• Problem
Copy out all of the material exactly.

** begin Available data **

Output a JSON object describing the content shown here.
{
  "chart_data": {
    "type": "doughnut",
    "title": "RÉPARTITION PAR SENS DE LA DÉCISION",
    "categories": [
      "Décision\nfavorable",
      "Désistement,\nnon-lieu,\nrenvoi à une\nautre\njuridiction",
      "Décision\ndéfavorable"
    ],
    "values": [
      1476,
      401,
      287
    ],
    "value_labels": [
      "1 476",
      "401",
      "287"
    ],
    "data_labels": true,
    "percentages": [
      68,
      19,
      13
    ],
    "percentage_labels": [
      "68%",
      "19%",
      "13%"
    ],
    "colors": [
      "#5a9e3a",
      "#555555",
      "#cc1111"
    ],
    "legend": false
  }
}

** end Available data **

• Task output
Output a JSON object describing the content shown here.
{
  "chart_data": {
    "type": "doughnut",
    "title": "RÉPARTITION PAR SENS DE LA DÉCISION",
    "categories": [
      "Décision\nfavorable",
      "Désistement,\nnon-lieu,\nrenvoi à une\nautre\njuridiction",
      "Décision\ndéfavorable"
    ],
    "values": [
      1476,
      401,
      287
    ],
    "value_labels": [
      "1 476",
      "401",
      "287"
    ],
    "data_labels": true,
    "percentages": [
      68,
      19,
      13
    ],
    "percentage_labels": [
      "68%",
      "19%",
      "13%"
    ],
    "colors": [
      "#5a9e3a",
      "#555555",
      "#cc1111"
    ],
    "legend": false
  }
}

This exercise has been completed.